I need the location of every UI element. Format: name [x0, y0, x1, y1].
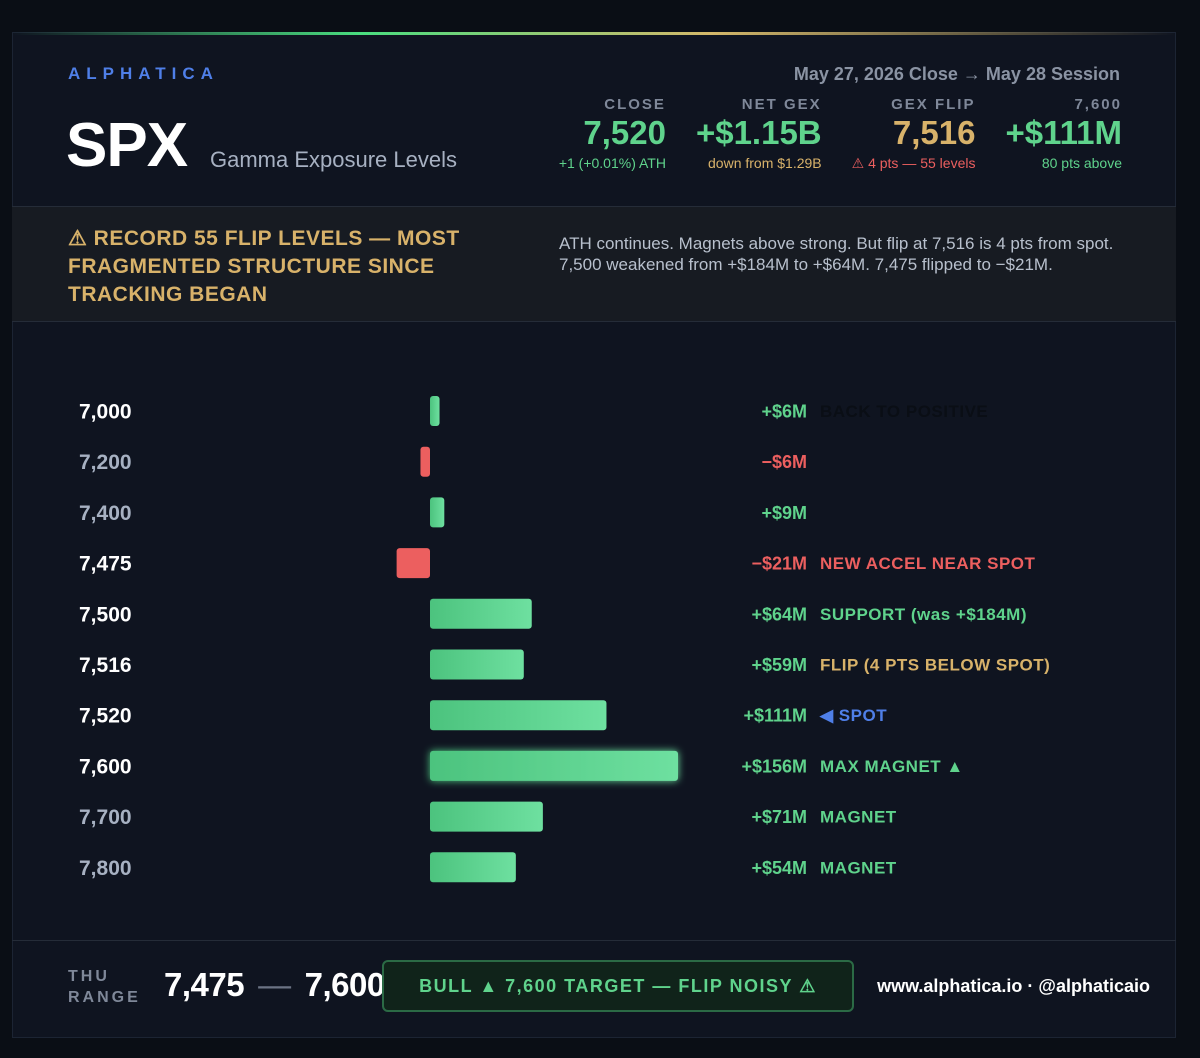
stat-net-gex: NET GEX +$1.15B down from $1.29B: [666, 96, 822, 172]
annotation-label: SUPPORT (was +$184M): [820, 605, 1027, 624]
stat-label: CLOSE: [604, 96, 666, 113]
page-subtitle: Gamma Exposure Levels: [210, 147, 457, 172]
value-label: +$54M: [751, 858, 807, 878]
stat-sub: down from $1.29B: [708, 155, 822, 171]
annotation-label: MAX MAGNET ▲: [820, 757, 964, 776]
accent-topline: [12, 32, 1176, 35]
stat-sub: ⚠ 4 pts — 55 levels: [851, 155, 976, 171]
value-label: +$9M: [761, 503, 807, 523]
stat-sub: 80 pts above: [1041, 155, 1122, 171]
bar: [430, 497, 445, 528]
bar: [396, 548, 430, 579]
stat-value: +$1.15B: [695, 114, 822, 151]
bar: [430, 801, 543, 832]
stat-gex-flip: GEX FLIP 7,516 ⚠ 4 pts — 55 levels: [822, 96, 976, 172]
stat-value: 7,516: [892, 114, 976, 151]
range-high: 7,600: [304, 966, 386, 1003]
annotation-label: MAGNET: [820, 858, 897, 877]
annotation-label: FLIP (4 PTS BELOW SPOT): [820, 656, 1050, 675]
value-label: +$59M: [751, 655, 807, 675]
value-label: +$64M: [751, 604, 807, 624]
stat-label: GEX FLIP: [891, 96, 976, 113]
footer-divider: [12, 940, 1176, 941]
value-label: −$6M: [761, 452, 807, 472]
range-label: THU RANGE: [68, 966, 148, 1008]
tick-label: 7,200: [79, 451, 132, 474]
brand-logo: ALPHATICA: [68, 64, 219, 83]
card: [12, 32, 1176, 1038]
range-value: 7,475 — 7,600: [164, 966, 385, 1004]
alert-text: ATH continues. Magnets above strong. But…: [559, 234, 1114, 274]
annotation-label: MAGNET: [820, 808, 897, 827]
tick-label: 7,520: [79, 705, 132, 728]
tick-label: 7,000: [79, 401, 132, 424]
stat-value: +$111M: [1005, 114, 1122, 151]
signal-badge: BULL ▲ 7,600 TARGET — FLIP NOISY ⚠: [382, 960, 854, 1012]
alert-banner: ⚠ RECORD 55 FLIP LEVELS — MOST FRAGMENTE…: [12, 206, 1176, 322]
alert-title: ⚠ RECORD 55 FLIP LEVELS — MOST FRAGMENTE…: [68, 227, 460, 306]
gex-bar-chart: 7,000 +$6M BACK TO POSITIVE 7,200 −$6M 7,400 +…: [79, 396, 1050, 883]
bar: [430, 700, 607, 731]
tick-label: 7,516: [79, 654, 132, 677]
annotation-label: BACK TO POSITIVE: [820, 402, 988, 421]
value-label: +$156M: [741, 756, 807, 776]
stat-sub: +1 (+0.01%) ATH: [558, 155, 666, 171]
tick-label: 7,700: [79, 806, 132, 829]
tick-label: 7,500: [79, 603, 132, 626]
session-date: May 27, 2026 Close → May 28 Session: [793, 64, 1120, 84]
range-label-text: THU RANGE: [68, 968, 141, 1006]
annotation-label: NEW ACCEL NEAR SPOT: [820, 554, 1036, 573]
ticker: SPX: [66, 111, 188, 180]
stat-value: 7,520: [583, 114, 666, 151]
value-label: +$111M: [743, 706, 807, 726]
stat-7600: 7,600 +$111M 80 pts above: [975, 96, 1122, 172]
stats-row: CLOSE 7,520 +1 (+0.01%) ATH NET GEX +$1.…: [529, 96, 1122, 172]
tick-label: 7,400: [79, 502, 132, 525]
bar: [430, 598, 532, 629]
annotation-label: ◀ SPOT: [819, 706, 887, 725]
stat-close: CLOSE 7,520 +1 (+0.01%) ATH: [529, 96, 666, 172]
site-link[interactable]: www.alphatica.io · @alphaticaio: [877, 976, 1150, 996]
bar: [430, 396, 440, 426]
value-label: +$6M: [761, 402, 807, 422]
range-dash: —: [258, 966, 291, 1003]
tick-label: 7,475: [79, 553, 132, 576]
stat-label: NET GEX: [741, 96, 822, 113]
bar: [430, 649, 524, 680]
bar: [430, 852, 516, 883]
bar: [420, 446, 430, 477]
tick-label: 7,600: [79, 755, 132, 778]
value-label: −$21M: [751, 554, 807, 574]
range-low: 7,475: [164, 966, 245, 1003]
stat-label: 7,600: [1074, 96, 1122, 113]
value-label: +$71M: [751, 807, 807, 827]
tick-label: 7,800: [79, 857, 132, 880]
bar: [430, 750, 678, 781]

####

Please reproduce every line above verbatim, omitting the picture.

→ **OUTPUT OF THE TASK**:
I need the location of every UI element. Format: name [x0, y0, x1, y1].
stat-net-gex: NET GEX +$1.15B down from $1.29B: [666, 96, 822, 172]
annotation-label: SUPPORT (was +$184M): [820, 605, 1027, 624]
stat-label: CLOSE: [604, 96, 666, 113]
page-subtitle: Gamma Exposure Levels: [210, 147, 457, 172]
value-label: +$54M: [751, 858, 807, 878]
stat-sub: down from $1.29B: [708, 155, 822, 171]
annotation-label: MAX MAGNET ▲: [820, 757, 964, 776]
accent-topline: [12, 32, 1176, 35]
stat-sub: ⚠ 4 pts — 55 levels: [851, 155, 976, 171]
value-label: +$9M: [761, 503, 807, 523]
stat-sub: 80 pts above: [1041, 155, 1122, 171]
bar: [430, 497, 445, 528]
bar: [396, 548, 430, 579]
stat-value: +$1.15B: [695, 114, 822, 151]
bar: [430, 801, 543, 832]
stat-gex-flip: GEX FLIP 7,516 ⚠ 4 pts — 55 levels: [822, 96, 976, 172]
stat-value: 7,516: [892, 114, 976, 151]
range-high: 7,600: [304, 966, 386, 1003]
annotation-label: MAGNET: [820, 858, 897, 877]
annotation-label: FLIP (4 PTS BELOW SPOT): [820, 656, 1050, 675]
value-label: +$59M: [751, 655, 807, 675]
value-label: +$64M: [751, 604, 807, 624]
stat-label: GEX FLIP: [891, 96, 976, 113]
footer-divider: [12, 940, 1176, 941]
value-label: −$6M: [761, 452, 807, 472]
range-label: THU RANGE: [68, 966, 148, 1008]
tick-label: 7,200: [79, 451, 132, 474]
brand-logo: ALPHATICA: [68, 64, 219, 83]
card: [12, 32, 1176, 1038]
range-value: 7,475 — 7,600: [164, 966, 385, 1004]
alert-text: ATH continues. Magnets above strong. But…: [559, 234, 1114, 274]
annotation-label: MAGNET: [820, 808, 897, 827]
tick-label: 7,520: [79, 705, 132, 728]
tick-label: 7,000: [79, 401, 132, 424]
stat-value: +$111M: [1005, 114, 1122, 151]
signal-badge: BULL ▲ 7,600 TARGET — FLIP NOISY ⚠: [382, 960, 854, 1012]
alert-banner: ⚠ RECORD 55 FLIP LEVELS — MOST FRAGMENTE…: [12, 206, 1176, 322]
alert-title: ⚠ RECORD 55 FLIP LEVELS — MOST FRAGMENTE…: [68, 227, 460, 306]
gex-bar-chart: 7,000 +$6M BACK TO POSITIVE 7,200 −$6M 7,400 +…: [79, 396, 1050, 883]
bar: [430, 700, 607, 731]
tick-label: 7,516: [79, 654, 132, 677]
annotation-label: BACK TO POSITIVE: [820, 402, 988, 421]
value-label: +$156M: [741, 756, 807, 776]
stat-sub: +1 (+0.01%) ATH: [558, 155, 666, 171]
tick-label: 7,700: [79, 806, 132, 829]
tick-label: 7,500: [79, 603, 132, 626]
session-date: May 27, 2026 Close → May 28 Session: [793, 64, 1120, 84]
range-label-text: THU RANGE: [68, 968, 141, 1006]
annotation-label: NEW ACCEL NEAR SPOT: [820, 554, 1036, 573]
ticker: SPX: [66, 111, 188, 180]
stat-value: 7,520: [583, 114, 666, 151]
value-label: +$111M: [743, 706, 807, 726]
stat-7600: 7,600 +$111M 80 pts above: [975, 96, 1122, 172]
stats-row: CLOSE 7,520 +1 (+0.01%) ATH NET GEX +$1.…: [529, 96, 1122, 172]
tick-label: 7,400: [79, 502, 132, 525]
bar: [430, 598, 532, 629]
annotation-label: ◀ SPOT: [819, 706, 887, 725]
stat-close: CLOSE 7,520 +1 (+0.01%) ATH: [529, 96, 666, 172]
site-link[interactable]: www.alphatica.io · @alphaticaio: [877, 976, 1150, 996]
bar: [430, 396, 440, 426]
value-label: +$6M: [761, 402, 807, 422]
range-dash: —: [258, 966, 291, 1003]
tick-label: 7,475: [79, 553, 132, 576]
stat-label: NET GEX: [741, 96, 822, 113]
bar: [430, 649, 524, 680]
bar: [430, 852, 516, 883]
bar: [420, 446, 430, 477]
tick-label: 7,600: [79, 755, 132, 778]
value-label: −$21M: [751, 554, 807, 574]
range-low: 7,475: [164, 966, 245, 1003]
stat-label: 7,600: [1074, 96, 1122, 113]
value-label: +$71M: [751, 807, 807, 827]
tick-label: 7,800: [79, 857, 132, 880]
bar: [430, 750, 678, 781]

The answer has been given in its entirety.